(Dataset records)
──────────

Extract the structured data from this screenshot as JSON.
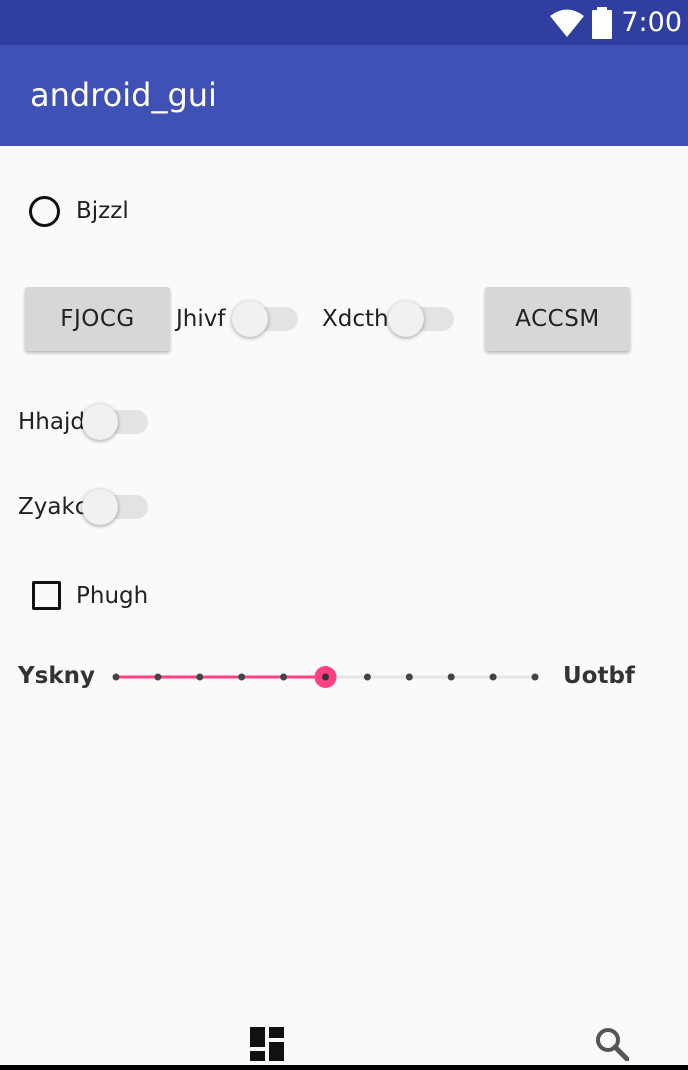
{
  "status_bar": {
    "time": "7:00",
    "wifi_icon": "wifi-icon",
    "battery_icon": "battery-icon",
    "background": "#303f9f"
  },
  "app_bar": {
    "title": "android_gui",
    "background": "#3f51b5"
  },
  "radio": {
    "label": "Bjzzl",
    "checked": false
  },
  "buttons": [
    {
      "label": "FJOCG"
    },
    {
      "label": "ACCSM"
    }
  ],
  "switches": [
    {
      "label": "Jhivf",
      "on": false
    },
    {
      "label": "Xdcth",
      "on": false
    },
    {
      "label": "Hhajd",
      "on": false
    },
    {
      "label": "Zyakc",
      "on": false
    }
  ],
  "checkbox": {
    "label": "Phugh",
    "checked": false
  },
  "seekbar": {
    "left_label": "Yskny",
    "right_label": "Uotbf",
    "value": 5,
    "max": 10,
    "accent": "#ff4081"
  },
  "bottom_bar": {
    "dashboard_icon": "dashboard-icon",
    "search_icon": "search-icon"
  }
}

──────────

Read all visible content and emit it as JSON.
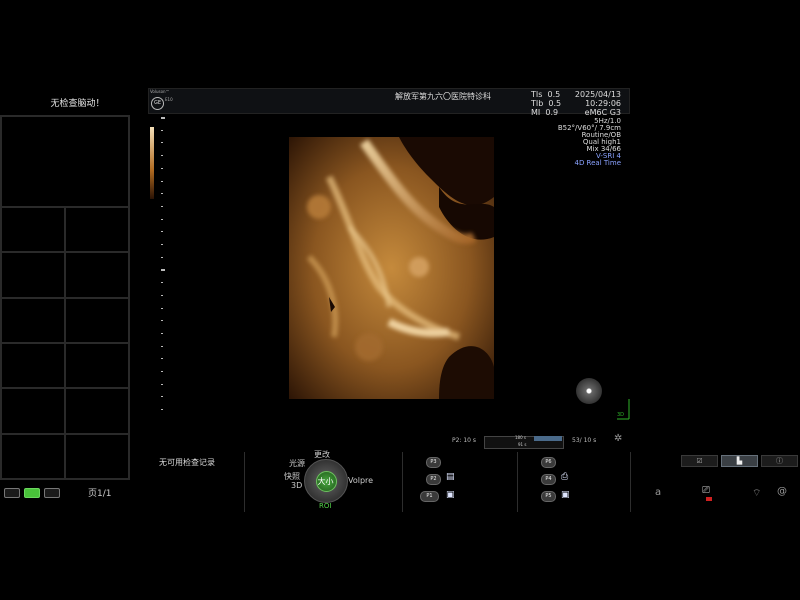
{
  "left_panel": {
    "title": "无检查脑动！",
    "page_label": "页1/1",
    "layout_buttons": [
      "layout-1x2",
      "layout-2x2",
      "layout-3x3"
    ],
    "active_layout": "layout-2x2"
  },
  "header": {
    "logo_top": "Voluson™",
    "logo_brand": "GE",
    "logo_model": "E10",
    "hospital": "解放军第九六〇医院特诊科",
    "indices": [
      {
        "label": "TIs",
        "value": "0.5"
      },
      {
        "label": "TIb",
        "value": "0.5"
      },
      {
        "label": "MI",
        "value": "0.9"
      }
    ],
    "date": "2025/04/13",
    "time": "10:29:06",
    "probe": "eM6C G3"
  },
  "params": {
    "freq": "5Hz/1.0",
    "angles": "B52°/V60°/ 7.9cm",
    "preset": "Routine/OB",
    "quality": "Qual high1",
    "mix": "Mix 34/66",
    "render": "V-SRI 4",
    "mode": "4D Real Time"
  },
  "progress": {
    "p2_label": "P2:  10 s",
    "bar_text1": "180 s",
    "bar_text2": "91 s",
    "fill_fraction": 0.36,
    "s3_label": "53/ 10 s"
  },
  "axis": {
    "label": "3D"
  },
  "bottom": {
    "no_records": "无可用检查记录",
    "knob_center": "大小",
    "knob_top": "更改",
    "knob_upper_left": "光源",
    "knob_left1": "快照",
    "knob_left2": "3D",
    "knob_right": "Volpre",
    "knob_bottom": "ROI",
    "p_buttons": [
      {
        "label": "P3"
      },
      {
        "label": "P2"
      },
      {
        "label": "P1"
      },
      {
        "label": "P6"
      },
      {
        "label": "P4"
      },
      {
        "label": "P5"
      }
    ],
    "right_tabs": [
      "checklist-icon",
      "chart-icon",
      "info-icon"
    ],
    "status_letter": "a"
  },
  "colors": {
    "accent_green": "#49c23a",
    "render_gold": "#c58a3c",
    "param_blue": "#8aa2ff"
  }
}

──────────

Copy out every line in the entries above that holds "JSON".

Extract the structured data from this screenshot as JSON.
Read all visible content and emit it as JSON.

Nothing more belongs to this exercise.